Stored data entries:

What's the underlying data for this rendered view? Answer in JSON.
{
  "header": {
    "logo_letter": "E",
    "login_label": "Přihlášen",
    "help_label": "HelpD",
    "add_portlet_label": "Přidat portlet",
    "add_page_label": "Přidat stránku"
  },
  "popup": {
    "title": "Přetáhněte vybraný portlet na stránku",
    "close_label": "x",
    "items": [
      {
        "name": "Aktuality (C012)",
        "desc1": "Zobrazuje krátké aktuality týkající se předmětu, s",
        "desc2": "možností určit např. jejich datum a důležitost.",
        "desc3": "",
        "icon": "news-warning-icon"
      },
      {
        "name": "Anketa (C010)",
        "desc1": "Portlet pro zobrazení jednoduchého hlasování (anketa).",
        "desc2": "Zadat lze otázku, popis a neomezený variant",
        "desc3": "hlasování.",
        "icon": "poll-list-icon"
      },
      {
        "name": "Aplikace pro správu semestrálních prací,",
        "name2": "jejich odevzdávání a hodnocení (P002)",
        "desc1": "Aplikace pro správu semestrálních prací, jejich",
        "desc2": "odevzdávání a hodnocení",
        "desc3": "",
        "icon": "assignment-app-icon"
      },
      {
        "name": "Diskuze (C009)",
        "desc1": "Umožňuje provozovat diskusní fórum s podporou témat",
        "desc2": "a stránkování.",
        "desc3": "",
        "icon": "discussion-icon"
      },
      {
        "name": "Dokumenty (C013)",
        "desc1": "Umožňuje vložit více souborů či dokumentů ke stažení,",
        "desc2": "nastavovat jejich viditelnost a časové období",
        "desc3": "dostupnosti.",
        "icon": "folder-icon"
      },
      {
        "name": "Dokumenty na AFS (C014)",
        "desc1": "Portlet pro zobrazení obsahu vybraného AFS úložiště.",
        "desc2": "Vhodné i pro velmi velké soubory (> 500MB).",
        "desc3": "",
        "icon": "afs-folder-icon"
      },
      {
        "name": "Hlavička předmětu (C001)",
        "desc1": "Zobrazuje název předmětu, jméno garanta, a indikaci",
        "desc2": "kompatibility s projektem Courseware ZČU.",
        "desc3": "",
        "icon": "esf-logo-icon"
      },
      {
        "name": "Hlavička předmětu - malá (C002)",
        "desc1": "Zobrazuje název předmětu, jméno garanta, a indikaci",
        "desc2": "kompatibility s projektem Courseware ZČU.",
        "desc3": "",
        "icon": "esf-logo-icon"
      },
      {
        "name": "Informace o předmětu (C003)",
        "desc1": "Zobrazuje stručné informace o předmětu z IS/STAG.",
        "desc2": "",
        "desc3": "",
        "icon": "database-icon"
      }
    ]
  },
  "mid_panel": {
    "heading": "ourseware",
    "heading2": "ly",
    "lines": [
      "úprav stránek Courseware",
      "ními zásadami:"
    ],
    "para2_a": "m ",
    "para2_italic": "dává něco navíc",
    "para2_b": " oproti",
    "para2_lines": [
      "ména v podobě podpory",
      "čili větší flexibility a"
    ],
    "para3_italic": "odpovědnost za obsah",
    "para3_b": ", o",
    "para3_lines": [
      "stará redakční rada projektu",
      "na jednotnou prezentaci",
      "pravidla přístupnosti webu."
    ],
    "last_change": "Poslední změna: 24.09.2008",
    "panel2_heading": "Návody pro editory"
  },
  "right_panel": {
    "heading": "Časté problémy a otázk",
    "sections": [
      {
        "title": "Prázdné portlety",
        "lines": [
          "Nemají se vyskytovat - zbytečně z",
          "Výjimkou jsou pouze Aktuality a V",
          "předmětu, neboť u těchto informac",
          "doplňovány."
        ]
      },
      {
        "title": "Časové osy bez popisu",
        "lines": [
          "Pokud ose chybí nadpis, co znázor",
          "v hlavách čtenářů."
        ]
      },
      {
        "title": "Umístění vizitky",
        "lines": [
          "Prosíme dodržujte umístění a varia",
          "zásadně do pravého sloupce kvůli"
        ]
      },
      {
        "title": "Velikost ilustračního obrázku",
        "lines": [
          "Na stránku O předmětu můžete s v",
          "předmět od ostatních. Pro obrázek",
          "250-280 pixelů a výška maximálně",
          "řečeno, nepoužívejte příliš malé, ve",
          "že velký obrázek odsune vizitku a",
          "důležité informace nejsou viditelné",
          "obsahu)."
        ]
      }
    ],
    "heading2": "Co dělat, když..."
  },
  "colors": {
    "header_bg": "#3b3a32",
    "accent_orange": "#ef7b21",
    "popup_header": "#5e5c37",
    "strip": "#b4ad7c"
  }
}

**Task prompt**
Check each line of the records for the word "prací" and extract those that contain it.

**Complete answer**
        "name": "Aplikace pro správu semestrálních prací,",
        "desc1": "Aplikace pro správu semestrálních prací, jejich",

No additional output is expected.